(RAW RECORDS):
[Begin]

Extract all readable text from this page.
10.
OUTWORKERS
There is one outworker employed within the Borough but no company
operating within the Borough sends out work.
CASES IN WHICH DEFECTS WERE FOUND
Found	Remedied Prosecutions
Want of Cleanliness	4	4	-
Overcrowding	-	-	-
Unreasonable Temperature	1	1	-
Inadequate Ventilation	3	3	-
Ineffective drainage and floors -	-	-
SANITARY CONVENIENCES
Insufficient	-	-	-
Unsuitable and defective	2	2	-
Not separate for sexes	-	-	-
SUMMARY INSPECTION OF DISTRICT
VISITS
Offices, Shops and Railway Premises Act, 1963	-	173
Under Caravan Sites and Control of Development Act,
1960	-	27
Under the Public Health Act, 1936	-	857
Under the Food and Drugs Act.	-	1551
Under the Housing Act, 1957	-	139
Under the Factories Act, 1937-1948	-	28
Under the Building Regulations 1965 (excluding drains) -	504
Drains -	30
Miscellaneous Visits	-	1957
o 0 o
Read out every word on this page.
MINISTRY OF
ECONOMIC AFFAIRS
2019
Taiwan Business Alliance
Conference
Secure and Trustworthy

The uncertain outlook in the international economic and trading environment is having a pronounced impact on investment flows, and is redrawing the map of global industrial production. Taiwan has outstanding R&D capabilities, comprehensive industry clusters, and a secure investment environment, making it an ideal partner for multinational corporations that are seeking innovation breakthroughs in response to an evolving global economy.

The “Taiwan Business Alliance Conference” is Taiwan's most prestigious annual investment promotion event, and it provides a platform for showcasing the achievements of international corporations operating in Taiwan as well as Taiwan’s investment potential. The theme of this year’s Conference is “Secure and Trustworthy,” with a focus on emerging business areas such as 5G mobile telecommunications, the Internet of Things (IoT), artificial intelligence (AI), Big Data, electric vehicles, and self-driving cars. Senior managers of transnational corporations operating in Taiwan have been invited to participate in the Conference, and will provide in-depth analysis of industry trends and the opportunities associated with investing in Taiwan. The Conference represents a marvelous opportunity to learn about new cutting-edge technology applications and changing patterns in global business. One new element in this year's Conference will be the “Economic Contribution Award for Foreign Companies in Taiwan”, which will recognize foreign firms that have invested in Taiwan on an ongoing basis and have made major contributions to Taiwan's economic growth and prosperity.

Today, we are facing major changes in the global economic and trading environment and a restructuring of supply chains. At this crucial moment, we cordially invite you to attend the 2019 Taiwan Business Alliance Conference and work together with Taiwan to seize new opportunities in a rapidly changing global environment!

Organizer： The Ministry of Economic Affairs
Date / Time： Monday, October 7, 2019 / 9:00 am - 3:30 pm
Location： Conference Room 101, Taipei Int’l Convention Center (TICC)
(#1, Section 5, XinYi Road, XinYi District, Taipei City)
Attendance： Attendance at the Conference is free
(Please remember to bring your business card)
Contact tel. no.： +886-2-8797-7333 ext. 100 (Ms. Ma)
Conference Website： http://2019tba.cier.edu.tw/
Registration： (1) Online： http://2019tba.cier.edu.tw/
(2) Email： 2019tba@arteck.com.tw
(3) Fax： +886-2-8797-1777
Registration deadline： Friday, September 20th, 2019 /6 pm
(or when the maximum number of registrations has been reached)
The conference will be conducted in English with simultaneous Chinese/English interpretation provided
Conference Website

[End]

(DIRECTIONS FOR THIS TASK):
Each record above should be repeated exactly as it appears.

(REPLY TO THE TASK):
Extract all readable text from this page.
10.
OUTWORKERS
There is one outworker employed within the Borough but no company
operating within the Borough sends out work.
CASES IN WHICH DEFECTS WERE FOUND
Found	Remedied Prosecutions
Want of Cleanliness	4	4	-
Overcrowding	-	-	-
Unreasonable Temperature	1	1	-
Inadequate Ventilation	3	3	-
Ineffective drainage and floors -	-	-
SANITARY CONVENIENCES
Insufficient	-	-	-
Unsuitable and defective	2	2	-
Not separate for sexes	-	-	-
SUMMARY INSPECTION OF DISTRICT
VISITS
Offices, Shops and Railway Premises Act, 1963	-	173
Under Caravan Sites and Control of Development Act,
1960	-	27
Under the Public Health Act, 1936	-	857
Under the Food and Drugs Act.	-	1551
Under the Housing Act, 1957	-	139
Under the Factories Act, 1937-1948	-	28
Under the Building Regulations 1965 (excluding drains) -	504
Drains -	30
Miscellaneous Visits	-	1957
o 0 o
Read out every word on this page.
MINISTRY OF
ECONOMIC AFFAIRS
2019
Taiwan Business Alliance
Conference
Secure and Trustworthy

The uncertain outlook in the international economic and trading environment is having a pronounced impact on investment flows, and is redrawing the map of global industrial production. Taiwan has outstanding R&D capabilities, comprehensive industry clusters, and a secure investment environment, making it an ideal partner for multinational corporations that are seeking innovation breakthroughs in response to an evolving global economy.

The “Taiwan Business Alliance Conference” is Taiwan's most prestigious annual investment promotion event, and it provides a platform for showcasing the achievements of international corporations operating in Taiwan as well as Taiwan’s investment potential. The theme of this year’s Conference is “Secure and Trustworthy,” with a focus on emerging business areas such as 5G mobile telecommunications, the Internet of Things (IoT), artificial intelligence (AI), Big Data, electric vehicles, and self-driving cars. Senior managers of transnational corporations operating in Taiwan have been invited to participate in the Conference, and will provide in-depth analysis of industry trends and the opportunities associated with investing in Taiwan. The Conference represents a marvelous opportunity to learn about new cutting-edge technology applications and changing patterns in global business. One new element in this year's Conference will be the “Economic Contribution Award for Foreign Companies in Taiwan”, which will recognize foreign firms that have invested in Taiwan on an ongoing basis and have made major contributions to Taiwan's economic growth and prosperity.

Today, we are facing major changes in the global economic and trading environment and a restructuring of supply chains. At this crucial moment, we cordially invite you to attend the 2019 Taiwan Business Alliance Conference and work together with Taiwan to seize new opportunities in a rapidly changing global environment!

Organizer： The Ministry of Economic Affairs
Date / Time： Monday, October 7, 2019 / 9:00 am - 3:30 pm
Location： Conference Room 101, Taipei Int’l Convention Center (TICC)
(#1, Section 5, XinYi Road, XinYi District, Taipei City)
Attendance： Attendance at the Conference is free
(Please remember to bring your business card)
Contact tel. no.： +886-2-8797-7333 ext. 100 (Ms. Ma)
Conference Website： http://2019tba.cier.edu.tw/
Registration： (1) Online： http://2019tba.cier.edu.tw/
(2) Email： 2019tba@arteck.com.tw
(3) Fax： +886-2-8797-1777
Registration deadline： Friday, September 20th, 2019 /6 pm
(or when the maximum number of registrations has been reached)
The conference will be conducted in English with simultaneous Chinese/English interpretation provided
Conference Website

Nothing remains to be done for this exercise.